> [What is being asked] Copy out the material below line for line, with no changes at all.

> [Records for this exercise]
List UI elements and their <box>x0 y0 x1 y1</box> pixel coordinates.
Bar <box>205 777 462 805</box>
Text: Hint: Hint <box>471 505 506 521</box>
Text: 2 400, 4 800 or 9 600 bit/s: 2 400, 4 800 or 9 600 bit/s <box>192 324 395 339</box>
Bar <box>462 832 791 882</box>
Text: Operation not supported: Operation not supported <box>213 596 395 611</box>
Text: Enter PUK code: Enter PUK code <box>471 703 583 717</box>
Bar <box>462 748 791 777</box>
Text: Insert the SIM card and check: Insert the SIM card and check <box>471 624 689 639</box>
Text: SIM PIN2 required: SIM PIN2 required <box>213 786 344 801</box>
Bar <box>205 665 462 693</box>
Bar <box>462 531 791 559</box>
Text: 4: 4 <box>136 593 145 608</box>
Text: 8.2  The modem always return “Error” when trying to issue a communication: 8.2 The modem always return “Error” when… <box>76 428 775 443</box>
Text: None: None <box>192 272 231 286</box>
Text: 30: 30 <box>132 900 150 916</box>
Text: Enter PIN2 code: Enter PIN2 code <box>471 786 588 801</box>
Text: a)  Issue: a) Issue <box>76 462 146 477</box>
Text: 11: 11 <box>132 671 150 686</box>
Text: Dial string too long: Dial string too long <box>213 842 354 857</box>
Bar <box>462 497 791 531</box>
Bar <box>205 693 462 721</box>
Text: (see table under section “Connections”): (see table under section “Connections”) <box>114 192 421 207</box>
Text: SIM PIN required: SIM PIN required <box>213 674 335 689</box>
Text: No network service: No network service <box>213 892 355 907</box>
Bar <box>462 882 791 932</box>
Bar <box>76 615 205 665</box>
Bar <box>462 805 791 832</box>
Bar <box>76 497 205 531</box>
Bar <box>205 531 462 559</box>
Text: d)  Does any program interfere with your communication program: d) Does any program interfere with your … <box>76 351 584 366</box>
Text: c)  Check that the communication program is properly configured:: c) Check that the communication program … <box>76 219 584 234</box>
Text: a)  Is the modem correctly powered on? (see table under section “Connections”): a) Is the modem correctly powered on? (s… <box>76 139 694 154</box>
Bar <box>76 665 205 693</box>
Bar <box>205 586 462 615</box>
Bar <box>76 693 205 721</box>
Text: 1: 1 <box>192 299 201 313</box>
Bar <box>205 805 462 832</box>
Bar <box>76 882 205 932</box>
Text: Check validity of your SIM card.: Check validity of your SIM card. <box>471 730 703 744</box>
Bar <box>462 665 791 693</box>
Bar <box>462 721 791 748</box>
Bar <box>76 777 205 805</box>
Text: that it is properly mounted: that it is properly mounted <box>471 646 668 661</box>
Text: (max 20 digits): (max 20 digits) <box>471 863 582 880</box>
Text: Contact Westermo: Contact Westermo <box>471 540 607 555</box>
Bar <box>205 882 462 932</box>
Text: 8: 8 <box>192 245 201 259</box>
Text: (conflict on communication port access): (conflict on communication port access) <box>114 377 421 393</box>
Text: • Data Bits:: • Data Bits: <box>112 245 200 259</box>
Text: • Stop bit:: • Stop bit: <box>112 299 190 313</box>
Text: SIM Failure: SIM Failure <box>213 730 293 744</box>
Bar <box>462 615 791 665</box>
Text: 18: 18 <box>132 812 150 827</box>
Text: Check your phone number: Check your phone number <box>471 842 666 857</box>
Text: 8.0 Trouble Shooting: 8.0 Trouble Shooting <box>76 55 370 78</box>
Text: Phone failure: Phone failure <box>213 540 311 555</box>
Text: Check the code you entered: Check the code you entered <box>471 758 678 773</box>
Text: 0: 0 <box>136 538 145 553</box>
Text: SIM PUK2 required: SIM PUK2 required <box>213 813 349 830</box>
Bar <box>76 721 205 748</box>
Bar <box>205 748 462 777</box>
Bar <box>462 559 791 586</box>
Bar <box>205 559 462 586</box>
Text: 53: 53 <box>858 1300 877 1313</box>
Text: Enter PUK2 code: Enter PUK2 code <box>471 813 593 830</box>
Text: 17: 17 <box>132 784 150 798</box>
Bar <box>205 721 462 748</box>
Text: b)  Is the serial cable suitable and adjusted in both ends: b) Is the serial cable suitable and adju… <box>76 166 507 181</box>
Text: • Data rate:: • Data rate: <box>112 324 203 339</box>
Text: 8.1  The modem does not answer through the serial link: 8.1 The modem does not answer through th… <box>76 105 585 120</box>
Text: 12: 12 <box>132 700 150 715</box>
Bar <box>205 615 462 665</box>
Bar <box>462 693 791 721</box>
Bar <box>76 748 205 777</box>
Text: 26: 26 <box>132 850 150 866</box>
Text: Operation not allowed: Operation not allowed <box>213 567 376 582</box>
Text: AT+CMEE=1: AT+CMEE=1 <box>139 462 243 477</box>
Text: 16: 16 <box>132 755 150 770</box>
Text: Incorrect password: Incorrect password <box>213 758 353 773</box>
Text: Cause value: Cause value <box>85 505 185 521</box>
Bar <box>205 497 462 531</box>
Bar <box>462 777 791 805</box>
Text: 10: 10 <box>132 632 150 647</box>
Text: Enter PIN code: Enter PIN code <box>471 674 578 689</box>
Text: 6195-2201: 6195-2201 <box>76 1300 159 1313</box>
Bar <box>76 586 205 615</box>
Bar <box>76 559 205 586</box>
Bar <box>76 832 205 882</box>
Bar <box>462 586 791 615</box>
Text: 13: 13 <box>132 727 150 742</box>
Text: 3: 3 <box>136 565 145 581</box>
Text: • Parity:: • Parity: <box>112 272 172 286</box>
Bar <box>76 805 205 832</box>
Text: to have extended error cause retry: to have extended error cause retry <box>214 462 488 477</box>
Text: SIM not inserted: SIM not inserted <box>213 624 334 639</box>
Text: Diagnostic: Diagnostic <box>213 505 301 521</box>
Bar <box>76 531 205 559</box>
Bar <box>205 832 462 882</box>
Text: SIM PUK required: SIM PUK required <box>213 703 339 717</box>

> [Output below]
List UI elements and their <box>x0 y0 x1 y1</box> pixel coordinates.
Bar <box>205 777 462 805</box>
Text: Hint: Hint <box>471 505 506 521</box>
Text: 2 400, 4 800 or 9 600 bit/s: 2 400, 4 800 or 9 600 bit/s <box>192 324 395 339</box>
Bar <box>462 832 791 882</box>
Text: Operation not supported: Operation not supported <box>213 596 395 611</box>
Text: Enter PUK code: Enter PUK code <box>471 703 583 717</box>
Bar <box>462 748 791 777</box>
Text: Insert the SIM card and check: Insert the SIM card and check <box>471 624 689 639</box>
Text: SIM PIN2 required: SIM PIN2 required <box>213 786 344 801</box>
Bar <box>205 665 462 693</box>
Bar <box>462 531 791 559</box>
Text: 4: 4 <box>136 593 145 608</box>
Text: 8.2  The modem always return “Error” when trying to issue a communication: 8.2 The modem always return “Error” when… <box>76 428 775 443</box>
Text: None: None <box>192 272 231 286</box>
Text: 30: 30 <box>132 900 150 916</box>
Text: Enter PIN2 code: Enter PIN2 code <box>471 786 588 801</box>
Text: a)  Issue: a) Issue <box>76 462 146 477</box>
Text: 11: 11 <box>132 671 150 686</box>
Text: Dial string too long: Dial string too long <box>213 842 354 857</box>
Bar <box>462 497 791 531</box>
Bar <box>205 693 462 721</box>
Text: (see table under section “Connections”): (see table under section “Connections”) <box>114 192 421 207</box>
Text: SIM PIN required: SIM PIN required <box>213 674 335 689</box>
Text: No network service: No network service <box>213 892 355 907</box>
Bar <box>462 882 791 932</box>
Bar <box>76 615 205 665</box>
Bar <box>462 805 791 832</box>
Bar <box>76 497 205 531</box>
Bar <box>205 531 462 559</box>
Text: d)  Does any program interfere with your communication program: d) Does any program interfere with your … <box>76 351 584 366</box>
Text: c)  Check that the communication program is properly configured:: c) Check that the communication program … <box>76 219 584 234</box>
Text: a)  Is the modem correctly powered on? (see table under section “Connections”): a) Is the modem correctly powered on? (s… <box>76 139 694 154</box>
Bar <box>76 665 205 693</box>
Bar <box>205 586 462 615</box>
Bar <box>76 693 205 721</box>
Text: 1: 1 <box>192 299 201 313</box>
Bar <box>205 805 462 832</box>
Bar <box>76 882 205 932</box>
Text: Check validity of your SIM card.: Check validity of your SIM card. <box>471 730 703 744</box>
Bar <box>462 665 791 693</box>
Bar <box>462 721 791 748</box>
Bar <box>76 777 205 805</box>
Text: that it is properly mounted: that it is properly mounted <box>471 646 668 661</box>
Text: (max 20 digits): (max 20 digits) <box>471 863 582 880</box>
Text: Contact Westermo: Contact Westermo <box>471 540 607 555</box>
Bar <box>205 882 462 932</box>
Text: 8: 8 <box>192 245 201 259</box>
Text: (conflict on communication port access): (conflict on communication port access) <box>114 377 421 393</box>
Text: • Data Bits:: • Data Bits: <box>112 245 200 259</box>
Text: • Stop bit:: • Stop bit: <box>112 299 190 313</box>
Text: SIM Failure: SIM Failure <box>213 730 293 744</box>
Bar <box>462 615 791 665</box>
Text: 18: 18 <box>132 812 150 827</box>
Text: Check your phone number: Check your phone number <box>471 842 666 857</box>
Text: 8.0 Trouble Shooting: 8.0 Trouble Shooting <box>76 55 370 78</box>
Text: Phone failure: Phone failure <box>213 540 311 555</box>
Text: Check the code you entered: Check the code you entered <box>471 758 678 773</box>
Text: 0: 0 <box>136 538 145 553</box>
Text: SIM PUK2 required: SIM PUK2 required <box>213 813 349 830</box>
Bar <box>76 721 205 748</box>
Bar <box>205 748 462 777</box>
Bar <box>462 559 791 586</box>
Bar <box>205 559 462 586</box>
Text: 53: 53 <box>858 1300 877 1313</box>
Text: Enter PUK2 code: Enter PUK2 code <box>471 813 593 830</box>
Text: 17: 17 <box>132 784 150 798</box>
Bar <box>205 721 462 748</box>
Text: b)  Is the serial cable suitable and adjusted in both ends: b) Is the serial cable suitable and adju… <box>76 166 507 181</box>
Text: • Data rate:: • Data rate: <box>112 324 203 339</box>
Text: 8.1  The modem does not answer through the serial link: 8.1 The modem does not answer through th… <box>76 105 585 120</box>
Text: 12: 12 <box>132 700 150 715</box>
Bar <box>205 615 462 665</box>
Bar <box>462 693 791 721</box>
Bar <box>76 748 205 777</box>
Text: 26: 26 <box>132 850 150 866</box>
Text: Operation not allowed: Operation not allowed <box>213 567 376 582</box>
Text: AT+CMEE=1: AT+CMEE=1 <box>139 462 243 477</box>
Text: 16: 16 <box>132 755 150 770</box>
Text: Incorrect password: Incorrect password <box>213 758 353 773</box>
Text: Cause value: Cause value <box>85 505 185 521</box>
Bar <box>205 497 462 531</box>
Bar <box>462 777 791 805</box>
Text: 10: 10 <box>132 632 150 647</box>
Text: Enter PIN code: Enter PIN code <box>471 674 578 689</box>
Text: 6195-2201: 6195-2201 <box>76 1300 159 1313</box>
Bar <box>76 586 205 615</box>
Bar <box>76 559 205 586</box>
Bar <box>76 832 205 882</box>
Bar <box>462 586 791 615</box>
Text: 13: 13 <box>132 727 150 742</box>
Text: 3: 3 <box>136 565 145 581</box>
Text: • Parity:: • Parity: <box>112 272 172 286</box>
Bar <box>76 805 205 832</box>
Text: to have extended error cause retry: to have extended error cause retry <box>214 462 488 477</box>
Text: SIM not inserted: SIM not inserted <box>213 624 334 639</box>
Text: Diagnostic: Diagnostic <box>213 505 301 521</box>
Bar <box>76 531 205 559</box>
Bar <box>205 832 462 882</box>
Text: SIM PUK required: SIM PUK required <box>213 703 339 717</box>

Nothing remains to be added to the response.